The task
Single out the lines that include the word "detached". Copy them.

Start Raw records

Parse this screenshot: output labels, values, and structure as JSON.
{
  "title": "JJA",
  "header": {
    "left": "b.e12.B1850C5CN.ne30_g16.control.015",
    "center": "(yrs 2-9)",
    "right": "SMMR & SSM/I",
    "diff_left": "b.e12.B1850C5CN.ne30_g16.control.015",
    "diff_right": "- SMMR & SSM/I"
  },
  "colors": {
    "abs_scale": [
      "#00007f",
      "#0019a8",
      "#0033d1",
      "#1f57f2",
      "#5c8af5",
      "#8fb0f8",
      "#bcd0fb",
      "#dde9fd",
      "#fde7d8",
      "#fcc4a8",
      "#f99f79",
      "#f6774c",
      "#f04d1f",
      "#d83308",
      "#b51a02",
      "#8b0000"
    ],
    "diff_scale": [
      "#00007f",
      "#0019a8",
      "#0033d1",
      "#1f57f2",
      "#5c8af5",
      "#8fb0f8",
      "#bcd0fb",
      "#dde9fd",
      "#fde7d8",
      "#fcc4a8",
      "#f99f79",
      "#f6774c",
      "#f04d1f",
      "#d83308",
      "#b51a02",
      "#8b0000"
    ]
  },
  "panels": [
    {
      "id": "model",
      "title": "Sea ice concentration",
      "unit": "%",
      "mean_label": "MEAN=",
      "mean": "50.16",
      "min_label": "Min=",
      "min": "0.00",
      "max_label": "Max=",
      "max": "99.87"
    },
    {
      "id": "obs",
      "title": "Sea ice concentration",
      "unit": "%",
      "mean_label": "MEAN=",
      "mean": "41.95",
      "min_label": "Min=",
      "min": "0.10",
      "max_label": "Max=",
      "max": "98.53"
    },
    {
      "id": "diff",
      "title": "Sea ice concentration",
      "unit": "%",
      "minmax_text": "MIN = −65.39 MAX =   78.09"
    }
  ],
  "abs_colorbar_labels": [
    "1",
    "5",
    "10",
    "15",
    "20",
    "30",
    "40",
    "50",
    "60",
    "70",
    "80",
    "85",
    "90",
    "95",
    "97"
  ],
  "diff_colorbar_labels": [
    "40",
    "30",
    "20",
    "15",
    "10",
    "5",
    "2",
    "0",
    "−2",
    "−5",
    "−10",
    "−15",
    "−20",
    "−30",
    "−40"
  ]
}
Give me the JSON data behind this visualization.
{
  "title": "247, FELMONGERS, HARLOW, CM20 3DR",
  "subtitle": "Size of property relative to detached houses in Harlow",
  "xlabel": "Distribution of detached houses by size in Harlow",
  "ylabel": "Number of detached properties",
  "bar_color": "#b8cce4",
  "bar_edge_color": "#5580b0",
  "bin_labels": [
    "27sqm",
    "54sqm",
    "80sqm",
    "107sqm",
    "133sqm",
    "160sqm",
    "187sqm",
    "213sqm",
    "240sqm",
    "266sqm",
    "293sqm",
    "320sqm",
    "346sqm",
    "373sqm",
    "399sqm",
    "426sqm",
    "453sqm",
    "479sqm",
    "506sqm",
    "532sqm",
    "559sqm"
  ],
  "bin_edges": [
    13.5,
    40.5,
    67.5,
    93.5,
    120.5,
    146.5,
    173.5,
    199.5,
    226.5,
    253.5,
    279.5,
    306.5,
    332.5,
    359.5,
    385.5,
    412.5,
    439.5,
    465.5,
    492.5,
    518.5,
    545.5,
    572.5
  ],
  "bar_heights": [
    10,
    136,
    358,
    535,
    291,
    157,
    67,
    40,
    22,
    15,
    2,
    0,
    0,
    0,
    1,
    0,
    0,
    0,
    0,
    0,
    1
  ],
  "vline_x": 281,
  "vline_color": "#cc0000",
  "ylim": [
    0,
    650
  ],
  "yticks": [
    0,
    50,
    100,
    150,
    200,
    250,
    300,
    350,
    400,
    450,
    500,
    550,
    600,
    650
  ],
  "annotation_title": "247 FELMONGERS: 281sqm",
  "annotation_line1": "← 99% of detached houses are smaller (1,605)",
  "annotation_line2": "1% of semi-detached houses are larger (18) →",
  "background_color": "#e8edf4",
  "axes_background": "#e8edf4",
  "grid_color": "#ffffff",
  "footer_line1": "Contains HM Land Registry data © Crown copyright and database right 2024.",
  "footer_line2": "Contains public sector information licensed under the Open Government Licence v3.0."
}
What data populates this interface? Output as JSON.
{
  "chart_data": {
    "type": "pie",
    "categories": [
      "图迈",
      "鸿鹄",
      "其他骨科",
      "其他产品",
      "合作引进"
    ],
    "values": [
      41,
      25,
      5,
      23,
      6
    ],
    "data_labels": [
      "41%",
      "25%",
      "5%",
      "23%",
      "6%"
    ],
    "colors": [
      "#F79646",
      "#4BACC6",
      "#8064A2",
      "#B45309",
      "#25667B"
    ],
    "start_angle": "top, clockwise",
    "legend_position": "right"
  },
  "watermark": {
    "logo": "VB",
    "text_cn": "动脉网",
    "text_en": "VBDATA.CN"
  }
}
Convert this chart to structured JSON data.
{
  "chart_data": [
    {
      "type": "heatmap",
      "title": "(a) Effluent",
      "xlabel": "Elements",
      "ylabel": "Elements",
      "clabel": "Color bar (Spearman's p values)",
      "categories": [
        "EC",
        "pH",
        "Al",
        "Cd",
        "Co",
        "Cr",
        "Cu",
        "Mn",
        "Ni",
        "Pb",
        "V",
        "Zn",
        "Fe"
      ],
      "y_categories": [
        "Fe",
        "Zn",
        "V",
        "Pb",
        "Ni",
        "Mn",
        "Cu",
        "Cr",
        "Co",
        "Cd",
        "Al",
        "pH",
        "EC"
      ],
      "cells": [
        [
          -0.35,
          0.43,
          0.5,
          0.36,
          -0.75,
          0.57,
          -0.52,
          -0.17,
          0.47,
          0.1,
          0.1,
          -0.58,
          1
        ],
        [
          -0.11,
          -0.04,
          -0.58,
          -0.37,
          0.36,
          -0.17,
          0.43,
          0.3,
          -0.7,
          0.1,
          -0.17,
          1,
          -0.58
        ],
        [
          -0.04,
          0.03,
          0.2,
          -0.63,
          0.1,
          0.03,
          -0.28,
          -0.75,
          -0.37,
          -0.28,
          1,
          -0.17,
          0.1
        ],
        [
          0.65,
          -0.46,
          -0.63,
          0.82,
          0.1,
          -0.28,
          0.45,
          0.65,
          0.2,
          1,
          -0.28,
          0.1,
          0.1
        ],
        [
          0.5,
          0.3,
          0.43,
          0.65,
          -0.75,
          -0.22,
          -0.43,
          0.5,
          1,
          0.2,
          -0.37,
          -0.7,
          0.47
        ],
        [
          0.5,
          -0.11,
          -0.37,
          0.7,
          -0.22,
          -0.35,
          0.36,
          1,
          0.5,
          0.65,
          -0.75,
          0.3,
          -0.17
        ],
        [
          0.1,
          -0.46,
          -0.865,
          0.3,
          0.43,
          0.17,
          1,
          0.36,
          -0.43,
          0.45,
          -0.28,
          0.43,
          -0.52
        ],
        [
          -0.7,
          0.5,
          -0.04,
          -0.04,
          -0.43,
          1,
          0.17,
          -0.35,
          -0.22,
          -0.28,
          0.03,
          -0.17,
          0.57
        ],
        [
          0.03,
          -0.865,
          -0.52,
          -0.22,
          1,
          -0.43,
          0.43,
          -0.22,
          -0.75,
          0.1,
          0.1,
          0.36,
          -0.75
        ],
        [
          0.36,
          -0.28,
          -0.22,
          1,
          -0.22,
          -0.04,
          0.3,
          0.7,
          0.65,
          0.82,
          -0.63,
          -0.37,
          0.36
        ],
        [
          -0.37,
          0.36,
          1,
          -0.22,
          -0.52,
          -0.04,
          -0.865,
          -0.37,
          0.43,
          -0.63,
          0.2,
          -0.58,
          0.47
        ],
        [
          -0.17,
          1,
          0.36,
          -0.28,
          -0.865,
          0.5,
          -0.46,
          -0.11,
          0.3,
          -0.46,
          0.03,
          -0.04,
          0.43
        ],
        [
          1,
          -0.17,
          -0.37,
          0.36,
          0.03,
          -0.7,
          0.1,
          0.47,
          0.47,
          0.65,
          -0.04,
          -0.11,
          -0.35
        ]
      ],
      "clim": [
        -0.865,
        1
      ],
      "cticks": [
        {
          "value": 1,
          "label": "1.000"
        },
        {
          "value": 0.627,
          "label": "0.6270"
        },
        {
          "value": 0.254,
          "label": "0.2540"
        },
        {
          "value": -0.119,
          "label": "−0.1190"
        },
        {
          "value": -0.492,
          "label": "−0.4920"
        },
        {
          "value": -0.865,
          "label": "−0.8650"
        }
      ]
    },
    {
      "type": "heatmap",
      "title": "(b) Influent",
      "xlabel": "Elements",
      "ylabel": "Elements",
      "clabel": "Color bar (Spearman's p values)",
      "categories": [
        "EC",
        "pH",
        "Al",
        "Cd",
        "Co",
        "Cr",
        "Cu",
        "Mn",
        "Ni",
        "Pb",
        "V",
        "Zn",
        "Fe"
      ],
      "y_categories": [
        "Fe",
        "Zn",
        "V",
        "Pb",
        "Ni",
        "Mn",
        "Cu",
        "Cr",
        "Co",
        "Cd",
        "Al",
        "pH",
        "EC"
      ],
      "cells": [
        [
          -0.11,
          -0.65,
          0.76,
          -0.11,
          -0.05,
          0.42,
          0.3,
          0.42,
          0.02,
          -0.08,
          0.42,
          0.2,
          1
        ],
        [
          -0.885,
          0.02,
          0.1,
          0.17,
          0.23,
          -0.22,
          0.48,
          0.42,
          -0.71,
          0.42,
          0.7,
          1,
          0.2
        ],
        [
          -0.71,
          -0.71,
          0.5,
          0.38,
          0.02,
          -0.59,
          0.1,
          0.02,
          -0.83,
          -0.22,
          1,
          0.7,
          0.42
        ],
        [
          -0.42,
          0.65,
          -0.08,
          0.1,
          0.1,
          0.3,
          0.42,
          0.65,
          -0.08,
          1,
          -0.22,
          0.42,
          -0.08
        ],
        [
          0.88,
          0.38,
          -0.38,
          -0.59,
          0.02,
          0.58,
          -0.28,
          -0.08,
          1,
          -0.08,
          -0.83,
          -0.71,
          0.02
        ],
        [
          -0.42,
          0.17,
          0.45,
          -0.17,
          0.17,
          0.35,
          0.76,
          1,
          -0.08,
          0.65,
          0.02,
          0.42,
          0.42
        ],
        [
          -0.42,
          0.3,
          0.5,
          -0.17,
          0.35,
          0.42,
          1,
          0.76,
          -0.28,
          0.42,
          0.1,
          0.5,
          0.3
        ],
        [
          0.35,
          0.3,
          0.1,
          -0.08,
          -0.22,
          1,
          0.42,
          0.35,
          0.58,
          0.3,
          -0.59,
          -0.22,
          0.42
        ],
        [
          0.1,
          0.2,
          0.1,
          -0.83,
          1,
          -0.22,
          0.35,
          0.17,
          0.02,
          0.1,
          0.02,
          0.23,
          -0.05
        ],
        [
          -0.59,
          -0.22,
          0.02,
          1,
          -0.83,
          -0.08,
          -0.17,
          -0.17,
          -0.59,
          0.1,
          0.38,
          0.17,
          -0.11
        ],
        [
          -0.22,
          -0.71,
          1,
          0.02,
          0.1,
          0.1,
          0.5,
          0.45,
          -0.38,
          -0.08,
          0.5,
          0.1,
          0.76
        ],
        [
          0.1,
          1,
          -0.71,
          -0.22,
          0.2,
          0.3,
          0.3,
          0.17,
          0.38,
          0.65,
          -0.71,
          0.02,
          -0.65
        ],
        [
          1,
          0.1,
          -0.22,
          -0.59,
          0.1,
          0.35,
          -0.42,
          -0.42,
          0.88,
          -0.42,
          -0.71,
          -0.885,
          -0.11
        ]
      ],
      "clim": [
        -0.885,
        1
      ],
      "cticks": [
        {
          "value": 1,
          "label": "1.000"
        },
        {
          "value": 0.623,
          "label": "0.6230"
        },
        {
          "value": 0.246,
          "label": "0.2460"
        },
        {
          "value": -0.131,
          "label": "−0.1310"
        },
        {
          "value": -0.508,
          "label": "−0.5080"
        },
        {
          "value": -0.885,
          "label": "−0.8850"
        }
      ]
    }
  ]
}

End Raw records

Correct output
  "subtitle": "Size of property relative to detached houses in Harlow",
  "xlabel": "Distribution of detached houses by size in Harlow",
  "ylabel": "Number of detached properties",
  "annotation_line1": "← 99% of detached houses are smaller (1,605)",
  "annotation_line2": "1% of semi-detached houses are larger (18) →",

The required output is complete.